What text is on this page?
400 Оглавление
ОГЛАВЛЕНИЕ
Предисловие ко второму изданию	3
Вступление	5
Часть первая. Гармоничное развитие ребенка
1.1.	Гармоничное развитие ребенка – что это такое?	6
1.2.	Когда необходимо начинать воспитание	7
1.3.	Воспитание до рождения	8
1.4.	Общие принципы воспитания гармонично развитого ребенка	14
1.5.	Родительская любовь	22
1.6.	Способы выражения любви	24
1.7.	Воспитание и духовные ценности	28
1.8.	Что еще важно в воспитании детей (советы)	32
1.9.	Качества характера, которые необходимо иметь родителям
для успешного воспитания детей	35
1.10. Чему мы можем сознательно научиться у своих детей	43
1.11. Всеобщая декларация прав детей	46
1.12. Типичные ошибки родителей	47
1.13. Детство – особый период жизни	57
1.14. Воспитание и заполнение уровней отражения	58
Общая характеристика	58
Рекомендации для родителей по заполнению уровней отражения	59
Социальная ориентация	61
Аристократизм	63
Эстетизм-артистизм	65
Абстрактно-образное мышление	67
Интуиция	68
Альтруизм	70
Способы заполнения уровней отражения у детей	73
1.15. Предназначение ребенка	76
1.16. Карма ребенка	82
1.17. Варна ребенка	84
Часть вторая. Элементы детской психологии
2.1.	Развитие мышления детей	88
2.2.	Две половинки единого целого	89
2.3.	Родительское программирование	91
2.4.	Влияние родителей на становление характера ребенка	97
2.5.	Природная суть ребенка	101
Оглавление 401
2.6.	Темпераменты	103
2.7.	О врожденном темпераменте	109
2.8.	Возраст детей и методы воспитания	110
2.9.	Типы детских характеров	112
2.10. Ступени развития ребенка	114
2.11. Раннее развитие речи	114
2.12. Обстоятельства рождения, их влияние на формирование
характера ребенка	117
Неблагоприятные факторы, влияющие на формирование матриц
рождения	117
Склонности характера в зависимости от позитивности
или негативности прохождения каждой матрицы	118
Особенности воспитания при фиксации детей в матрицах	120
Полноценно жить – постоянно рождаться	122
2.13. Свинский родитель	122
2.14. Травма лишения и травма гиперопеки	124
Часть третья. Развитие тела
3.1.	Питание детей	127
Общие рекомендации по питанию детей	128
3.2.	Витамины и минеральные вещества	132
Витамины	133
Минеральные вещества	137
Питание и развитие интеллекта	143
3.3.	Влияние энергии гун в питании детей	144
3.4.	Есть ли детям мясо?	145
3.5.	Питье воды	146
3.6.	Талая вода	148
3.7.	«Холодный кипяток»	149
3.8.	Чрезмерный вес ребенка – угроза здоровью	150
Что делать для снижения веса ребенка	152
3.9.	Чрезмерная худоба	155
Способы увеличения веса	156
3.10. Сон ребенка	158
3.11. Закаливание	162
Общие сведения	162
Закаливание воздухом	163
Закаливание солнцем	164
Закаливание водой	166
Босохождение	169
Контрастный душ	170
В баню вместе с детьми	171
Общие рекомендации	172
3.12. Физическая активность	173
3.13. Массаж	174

What is expected -> Without leaving anything out, quote all the data.

Task result ->
What text is on this page?
400 Оглавление
ОГЛАВЛЕНИЕ
Предисловие ко второму изданию	3
Вступление	5
Часть первая. Гармоничное развитие ребенка
1.1.	Гармоничное развитие ребенка – что это такое?	6
1.2.	Когда необходимо начинать воспитание	7
1.3.	Воспитание до рождения	8
1.4.	Общие принципы воспитания гармонично развитого ребенка	14
1.5.	Родительская любовь	22
1.6.	Способы выражения любви	24
1.7.	Воспитание и духовные ценности	28
1.8.	Что еще важно в воспитании детей (советы)	32
1.9.	Качества характера, которые необходимо иметь родителям
для успешного воспитания детей	35
1.10. Чему мы можем сознательно научиться у своих детей	43
1.11. Всеобщая декларация прав детей	46
1.12. Типичные ошибки родителей	47
1.13. Детство – особый период жизни	57
1.14. Воспитание и заполнение уровней отражения	58
Общая характеристика	58
Рекомендации для родителей по заполнению уровней отражения	59
Социальная ориентация	61
Аристократизм	63
Эстетизм-артистизм	65
Абстрактно-образное мышление	67
Интуиция	68
Альтруизм	70
Способы заполнения уровней отражения у детей	73
1.15. Предназначение ребенка	76
1.16. Карма ребенка	82
1.17. Варна ребенка	84
Часть вторая. Элементы детской психологии
2.1.	Развитие мышления детей	88
2.2.	Две половинки единого целого	89
2.3.	Родительское программирование	91
2.4.	Влияние родителей на становление характера ребенка	97
2.5.	Природная суть ребенка	101
Оглавление 401
2.6.	Темпераменты	103
2.7.	О врожденном темпераменте	109
2.8.	Возраст детей и методы воспитания	110
2.9.	Типы детских характеров	112
2.10. Ступени развития ребенка	114
2.11. Раннее развитие речи	114
2.12. Обстоятельства рождения, их влияние на формирование
характера ребенка	117
Неблагоприятные факторы, влияющие на формирование матриц
рождения	117
Склонности характера в зависимости от позитивности
или негативности прохождения каждой матрицы	118
Особенности воспитания при фиксации детей в матрицах	120
Полноценно жить – постоянно рождаться	122
2.13. Свинский родитель	122
2.14. Травма лишения и травма гиперопеки	124
Часть третья. Развитие тела
3.1.	Питание детей	127
Общие рекомендации по питанию детей	128
3.2.	Витамины и минеральные вещества	132
Витамины	133
Минеральные вещества	137
Питание и развитие интеллекта	143
3.3.	Влияние энергии гун в питании детей	144
3.4.	Есть ли детям мясо?	145
3.5.	Питье воды	146
3.6.	Талая вода	148
3.7.	«Холодный кипяток»	149
3.8.	Чрезмерный вес ребенка – угроза здоровью	150
Что делать для снижения веса ребенка	152
3.9.	Чрезмерная худоба	155
Способы увеличения веса	156
3.10. Сон ребенка	158
3.11. Закаливание	162
Общие сведения	162
Закаливание воздухом	163
Закаливание солнцем	164
Закаливание водой	166
Босохождение	169
Контрастный душ	170
В баню вместе с детьми	171
Общие рекомендации	172
3.12. Физическая активность	173
3.13. Массаж	174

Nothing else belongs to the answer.